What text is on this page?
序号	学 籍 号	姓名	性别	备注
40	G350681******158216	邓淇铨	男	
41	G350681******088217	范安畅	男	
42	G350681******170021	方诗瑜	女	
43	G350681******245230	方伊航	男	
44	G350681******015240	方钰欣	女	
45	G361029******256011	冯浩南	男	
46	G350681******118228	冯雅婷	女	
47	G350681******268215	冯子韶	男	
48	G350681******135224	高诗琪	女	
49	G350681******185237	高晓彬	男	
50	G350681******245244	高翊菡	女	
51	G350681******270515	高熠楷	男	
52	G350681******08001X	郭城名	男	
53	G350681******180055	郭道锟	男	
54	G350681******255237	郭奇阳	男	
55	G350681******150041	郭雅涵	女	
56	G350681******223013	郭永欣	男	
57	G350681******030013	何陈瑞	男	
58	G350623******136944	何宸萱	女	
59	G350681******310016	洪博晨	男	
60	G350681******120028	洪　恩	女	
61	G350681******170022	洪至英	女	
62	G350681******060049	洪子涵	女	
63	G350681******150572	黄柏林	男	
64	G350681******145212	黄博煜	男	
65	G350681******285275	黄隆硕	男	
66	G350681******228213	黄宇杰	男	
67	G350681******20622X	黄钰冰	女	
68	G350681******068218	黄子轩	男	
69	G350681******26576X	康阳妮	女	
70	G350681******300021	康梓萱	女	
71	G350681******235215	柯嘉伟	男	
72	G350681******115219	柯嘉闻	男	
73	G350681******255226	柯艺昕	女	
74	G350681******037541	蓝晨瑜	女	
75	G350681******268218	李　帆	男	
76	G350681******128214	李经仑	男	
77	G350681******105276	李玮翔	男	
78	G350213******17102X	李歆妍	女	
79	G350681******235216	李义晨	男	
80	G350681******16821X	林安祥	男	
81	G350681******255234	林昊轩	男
● ● ● ● ●
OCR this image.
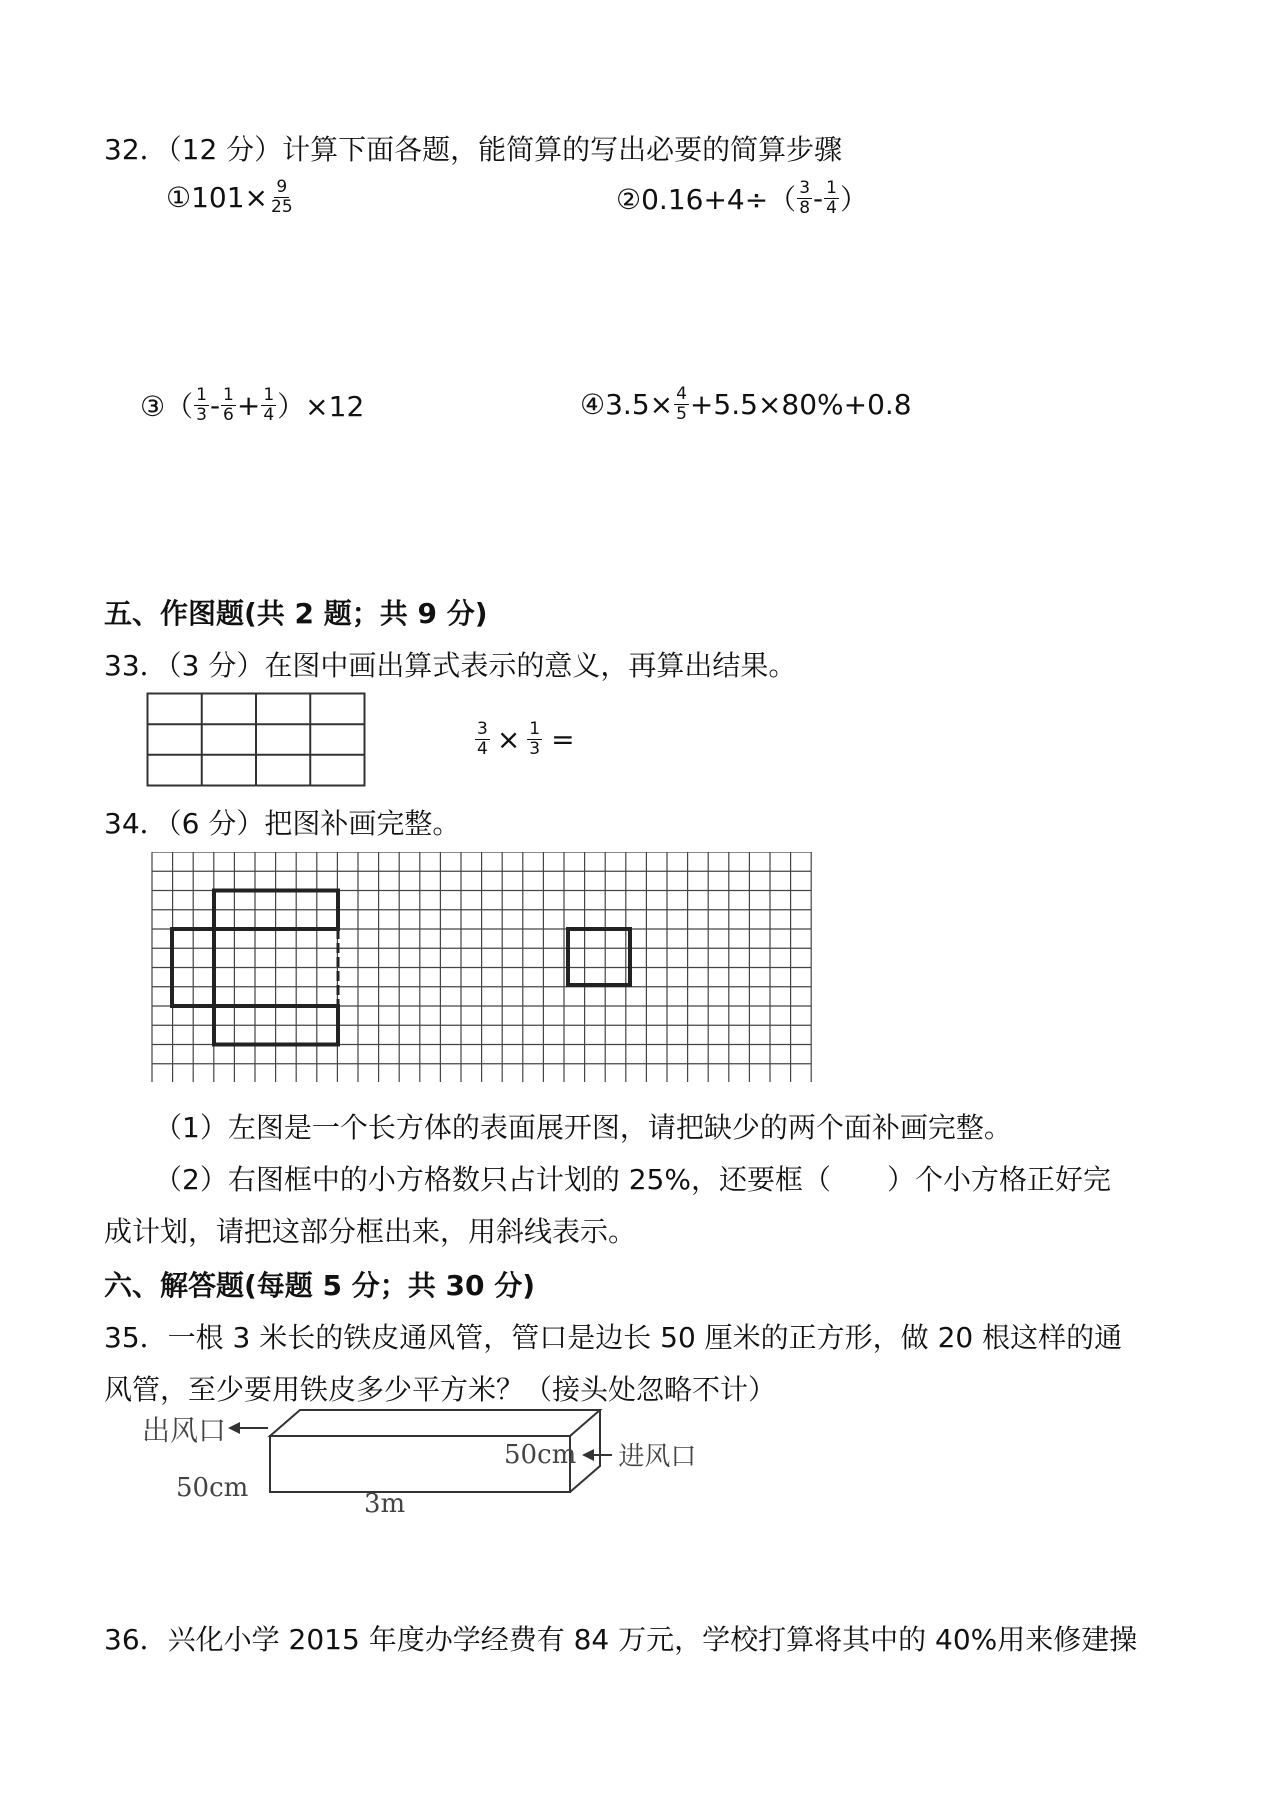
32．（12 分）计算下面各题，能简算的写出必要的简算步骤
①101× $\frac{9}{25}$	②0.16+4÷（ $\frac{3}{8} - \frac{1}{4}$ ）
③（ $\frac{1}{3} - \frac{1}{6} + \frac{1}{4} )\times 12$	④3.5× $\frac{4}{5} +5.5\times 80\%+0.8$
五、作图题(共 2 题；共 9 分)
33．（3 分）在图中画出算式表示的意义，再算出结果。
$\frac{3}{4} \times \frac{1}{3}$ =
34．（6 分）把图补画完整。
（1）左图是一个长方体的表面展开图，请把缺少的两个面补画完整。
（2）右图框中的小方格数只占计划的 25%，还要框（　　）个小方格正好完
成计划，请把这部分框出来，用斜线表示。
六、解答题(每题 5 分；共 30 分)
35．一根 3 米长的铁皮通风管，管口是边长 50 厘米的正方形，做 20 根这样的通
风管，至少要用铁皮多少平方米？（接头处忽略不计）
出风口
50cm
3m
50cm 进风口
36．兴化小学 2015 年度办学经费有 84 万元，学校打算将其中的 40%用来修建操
● ● ● ● ●
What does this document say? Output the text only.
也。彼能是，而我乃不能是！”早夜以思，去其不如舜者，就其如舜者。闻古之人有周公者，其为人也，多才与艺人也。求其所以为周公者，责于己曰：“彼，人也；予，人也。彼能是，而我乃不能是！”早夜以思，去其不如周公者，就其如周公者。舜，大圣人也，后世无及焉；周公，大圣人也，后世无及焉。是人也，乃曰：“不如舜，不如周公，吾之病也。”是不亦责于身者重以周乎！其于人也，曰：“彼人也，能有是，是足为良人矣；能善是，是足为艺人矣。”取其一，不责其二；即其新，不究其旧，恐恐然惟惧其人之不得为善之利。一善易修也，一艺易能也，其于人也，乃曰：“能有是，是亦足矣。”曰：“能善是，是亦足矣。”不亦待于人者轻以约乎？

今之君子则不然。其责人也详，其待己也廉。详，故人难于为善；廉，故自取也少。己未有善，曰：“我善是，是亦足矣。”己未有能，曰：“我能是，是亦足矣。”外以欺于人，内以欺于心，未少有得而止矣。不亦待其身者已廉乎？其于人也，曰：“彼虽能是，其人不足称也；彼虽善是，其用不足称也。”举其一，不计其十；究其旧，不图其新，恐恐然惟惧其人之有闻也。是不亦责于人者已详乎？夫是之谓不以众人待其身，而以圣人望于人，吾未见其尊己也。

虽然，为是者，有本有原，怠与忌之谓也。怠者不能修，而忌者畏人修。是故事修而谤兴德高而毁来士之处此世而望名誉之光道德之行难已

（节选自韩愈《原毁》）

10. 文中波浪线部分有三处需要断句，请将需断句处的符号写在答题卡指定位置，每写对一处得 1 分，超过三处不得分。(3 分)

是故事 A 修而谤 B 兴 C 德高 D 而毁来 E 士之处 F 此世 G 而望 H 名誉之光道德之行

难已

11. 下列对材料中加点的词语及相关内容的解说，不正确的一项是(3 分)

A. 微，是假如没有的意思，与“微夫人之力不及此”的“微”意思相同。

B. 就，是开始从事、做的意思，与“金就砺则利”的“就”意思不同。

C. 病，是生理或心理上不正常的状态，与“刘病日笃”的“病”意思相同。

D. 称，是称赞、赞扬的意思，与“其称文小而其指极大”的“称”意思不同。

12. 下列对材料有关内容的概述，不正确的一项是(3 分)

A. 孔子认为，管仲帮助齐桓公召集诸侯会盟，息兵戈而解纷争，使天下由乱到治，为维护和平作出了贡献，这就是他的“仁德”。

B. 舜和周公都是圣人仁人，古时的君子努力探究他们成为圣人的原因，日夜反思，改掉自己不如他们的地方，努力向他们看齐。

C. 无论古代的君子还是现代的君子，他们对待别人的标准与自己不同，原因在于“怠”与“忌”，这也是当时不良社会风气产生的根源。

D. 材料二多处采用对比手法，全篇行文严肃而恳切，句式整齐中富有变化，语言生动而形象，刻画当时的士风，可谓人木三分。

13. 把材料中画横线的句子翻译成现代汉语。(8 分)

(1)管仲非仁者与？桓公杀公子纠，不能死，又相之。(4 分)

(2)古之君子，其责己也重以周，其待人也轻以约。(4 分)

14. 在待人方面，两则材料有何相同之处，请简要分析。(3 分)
● ● ● ● ●
(WORK TO BE COMPLETED): Copy out every line with the word "不正确的一项是".

(SOLUTION FOR THIS EXERCISE):
11. 下列对材料中加点的词语及相关内容的解说，不正确的一项是(3 分)
12. 下列对材料有关内容的概述，不正确的一项是(3 分)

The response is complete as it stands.